Brief:
Show, from the entries below, every line in which "type" appears.

━━ Task data

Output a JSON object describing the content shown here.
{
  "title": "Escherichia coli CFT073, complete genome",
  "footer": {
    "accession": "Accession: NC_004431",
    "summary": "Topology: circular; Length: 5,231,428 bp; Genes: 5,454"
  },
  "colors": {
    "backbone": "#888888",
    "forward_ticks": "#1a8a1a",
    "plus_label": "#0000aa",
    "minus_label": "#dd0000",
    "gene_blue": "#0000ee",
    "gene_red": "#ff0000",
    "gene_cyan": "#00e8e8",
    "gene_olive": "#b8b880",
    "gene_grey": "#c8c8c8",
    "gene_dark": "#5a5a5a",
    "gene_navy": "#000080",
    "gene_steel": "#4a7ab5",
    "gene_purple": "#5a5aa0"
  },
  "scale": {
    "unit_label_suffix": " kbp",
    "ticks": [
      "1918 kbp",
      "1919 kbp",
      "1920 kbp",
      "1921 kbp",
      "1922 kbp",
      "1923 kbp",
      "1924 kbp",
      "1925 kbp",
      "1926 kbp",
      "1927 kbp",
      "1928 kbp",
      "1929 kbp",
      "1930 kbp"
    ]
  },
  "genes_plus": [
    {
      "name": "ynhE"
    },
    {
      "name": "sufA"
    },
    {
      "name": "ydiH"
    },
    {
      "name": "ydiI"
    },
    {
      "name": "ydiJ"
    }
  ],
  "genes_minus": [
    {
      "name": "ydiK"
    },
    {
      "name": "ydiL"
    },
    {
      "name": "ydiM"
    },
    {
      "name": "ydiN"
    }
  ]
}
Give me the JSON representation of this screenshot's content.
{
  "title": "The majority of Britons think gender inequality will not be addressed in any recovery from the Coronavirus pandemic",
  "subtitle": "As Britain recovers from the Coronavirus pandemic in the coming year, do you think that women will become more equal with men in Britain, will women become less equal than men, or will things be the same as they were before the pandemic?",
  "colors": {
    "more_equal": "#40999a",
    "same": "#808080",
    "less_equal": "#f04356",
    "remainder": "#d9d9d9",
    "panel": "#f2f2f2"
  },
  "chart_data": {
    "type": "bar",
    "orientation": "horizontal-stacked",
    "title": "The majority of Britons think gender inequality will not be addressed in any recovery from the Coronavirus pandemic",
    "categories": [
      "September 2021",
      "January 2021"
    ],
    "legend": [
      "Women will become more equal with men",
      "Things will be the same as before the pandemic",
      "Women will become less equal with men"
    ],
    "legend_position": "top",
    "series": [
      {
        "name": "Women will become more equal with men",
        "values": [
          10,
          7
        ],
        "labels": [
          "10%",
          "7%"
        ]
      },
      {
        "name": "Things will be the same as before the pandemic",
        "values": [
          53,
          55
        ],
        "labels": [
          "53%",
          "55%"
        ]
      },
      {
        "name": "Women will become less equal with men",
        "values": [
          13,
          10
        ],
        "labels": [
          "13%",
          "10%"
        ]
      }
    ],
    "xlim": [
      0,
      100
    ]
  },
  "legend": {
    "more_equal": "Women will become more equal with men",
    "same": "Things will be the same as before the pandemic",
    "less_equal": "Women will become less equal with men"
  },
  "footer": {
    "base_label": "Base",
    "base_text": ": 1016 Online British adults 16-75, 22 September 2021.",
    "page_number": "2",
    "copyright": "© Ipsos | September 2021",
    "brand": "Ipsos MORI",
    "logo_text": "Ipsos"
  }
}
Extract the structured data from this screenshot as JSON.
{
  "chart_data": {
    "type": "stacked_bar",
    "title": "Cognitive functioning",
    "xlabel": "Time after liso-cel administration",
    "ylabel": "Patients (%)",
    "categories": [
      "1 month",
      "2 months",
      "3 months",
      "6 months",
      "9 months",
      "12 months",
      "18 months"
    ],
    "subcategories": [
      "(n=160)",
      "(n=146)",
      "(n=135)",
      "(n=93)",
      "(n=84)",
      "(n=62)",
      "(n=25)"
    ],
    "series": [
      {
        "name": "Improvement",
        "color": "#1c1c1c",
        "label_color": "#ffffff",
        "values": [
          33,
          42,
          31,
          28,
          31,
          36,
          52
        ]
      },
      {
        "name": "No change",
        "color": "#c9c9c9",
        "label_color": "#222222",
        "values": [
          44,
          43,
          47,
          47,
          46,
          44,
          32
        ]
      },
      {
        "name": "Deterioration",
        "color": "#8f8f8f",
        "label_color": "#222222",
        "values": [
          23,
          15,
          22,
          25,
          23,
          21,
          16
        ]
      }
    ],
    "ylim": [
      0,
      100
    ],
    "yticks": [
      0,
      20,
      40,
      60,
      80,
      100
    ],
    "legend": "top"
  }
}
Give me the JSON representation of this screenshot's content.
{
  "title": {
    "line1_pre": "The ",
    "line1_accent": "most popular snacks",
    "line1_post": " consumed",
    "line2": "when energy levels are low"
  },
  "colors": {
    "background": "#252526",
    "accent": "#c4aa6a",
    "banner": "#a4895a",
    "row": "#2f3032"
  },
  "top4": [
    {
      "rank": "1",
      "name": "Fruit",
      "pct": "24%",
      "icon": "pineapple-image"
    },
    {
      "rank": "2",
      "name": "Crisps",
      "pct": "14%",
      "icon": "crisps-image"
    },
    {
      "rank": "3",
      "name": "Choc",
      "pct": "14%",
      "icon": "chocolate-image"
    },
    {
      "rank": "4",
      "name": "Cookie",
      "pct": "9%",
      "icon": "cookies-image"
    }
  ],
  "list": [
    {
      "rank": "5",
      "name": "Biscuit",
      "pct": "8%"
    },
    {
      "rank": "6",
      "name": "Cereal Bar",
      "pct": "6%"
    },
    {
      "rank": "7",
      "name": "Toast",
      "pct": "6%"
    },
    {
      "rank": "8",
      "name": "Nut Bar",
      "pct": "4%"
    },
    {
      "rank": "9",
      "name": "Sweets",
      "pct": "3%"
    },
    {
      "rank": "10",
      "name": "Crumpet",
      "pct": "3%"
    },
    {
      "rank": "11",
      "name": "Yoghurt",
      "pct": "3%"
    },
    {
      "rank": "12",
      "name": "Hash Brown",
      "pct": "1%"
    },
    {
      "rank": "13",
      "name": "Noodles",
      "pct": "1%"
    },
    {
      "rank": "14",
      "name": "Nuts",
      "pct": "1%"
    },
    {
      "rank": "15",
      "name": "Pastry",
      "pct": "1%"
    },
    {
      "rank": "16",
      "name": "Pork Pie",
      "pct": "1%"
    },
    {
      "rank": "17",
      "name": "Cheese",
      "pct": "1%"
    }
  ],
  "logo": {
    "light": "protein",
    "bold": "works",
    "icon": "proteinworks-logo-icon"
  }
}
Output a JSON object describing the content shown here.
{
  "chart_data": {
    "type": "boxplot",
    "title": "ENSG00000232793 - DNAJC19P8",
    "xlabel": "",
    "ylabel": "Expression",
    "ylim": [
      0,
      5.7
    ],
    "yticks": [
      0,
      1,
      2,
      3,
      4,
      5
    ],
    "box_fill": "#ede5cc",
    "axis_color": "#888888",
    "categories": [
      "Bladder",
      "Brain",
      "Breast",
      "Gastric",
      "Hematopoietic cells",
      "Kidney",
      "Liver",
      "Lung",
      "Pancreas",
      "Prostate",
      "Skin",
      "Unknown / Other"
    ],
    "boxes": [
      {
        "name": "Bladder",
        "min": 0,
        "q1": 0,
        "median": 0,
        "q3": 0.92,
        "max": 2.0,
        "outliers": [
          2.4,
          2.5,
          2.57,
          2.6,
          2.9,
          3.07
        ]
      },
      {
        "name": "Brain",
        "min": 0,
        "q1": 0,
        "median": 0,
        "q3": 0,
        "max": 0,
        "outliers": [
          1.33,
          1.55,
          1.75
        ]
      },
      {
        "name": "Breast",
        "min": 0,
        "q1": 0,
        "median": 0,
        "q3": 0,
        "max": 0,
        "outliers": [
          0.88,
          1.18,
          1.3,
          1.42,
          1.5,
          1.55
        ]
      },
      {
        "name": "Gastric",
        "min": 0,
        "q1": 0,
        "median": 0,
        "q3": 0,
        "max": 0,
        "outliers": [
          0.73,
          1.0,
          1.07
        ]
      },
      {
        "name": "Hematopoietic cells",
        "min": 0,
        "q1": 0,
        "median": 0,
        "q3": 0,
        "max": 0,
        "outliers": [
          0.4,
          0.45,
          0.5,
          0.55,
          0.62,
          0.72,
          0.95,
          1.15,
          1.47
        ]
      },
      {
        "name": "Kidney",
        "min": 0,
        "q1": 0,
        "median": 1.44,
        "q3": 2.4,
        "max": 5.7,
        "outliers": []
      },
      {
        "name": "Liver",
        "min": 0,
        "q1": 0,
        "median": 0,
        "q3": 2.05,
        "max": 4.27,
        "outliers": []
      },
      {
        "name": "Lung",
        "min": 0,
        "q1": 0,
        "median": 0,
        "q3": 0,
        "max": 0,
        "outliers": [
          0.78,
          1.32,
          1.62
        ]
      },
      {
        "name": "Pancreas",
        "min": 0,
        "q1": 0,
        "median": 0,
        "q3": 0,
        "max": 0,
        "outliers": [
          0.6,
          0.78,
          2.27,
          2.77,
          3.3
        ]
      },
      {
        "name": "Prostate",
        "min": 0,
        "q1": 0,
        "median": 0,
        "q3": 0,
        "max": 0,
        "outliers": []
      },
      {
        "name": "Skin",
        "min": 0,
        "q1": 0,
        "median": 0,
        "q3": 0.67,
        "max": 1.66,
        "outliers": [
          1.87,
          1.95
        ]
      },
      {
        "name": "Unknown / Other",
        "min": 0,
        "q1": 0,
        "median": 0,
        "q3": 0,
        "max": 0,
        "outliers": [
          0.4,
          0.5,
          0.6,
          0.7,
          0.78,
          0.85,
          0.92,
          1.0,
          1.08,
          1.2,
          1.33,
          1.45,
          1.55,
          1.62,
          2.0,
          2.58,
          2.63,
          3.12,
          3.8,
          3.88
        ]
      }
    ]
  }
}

━━━━

Answer to the exercise:
    "type": "bar",
    "type": "stacked_bar",
    "type": "boxplot",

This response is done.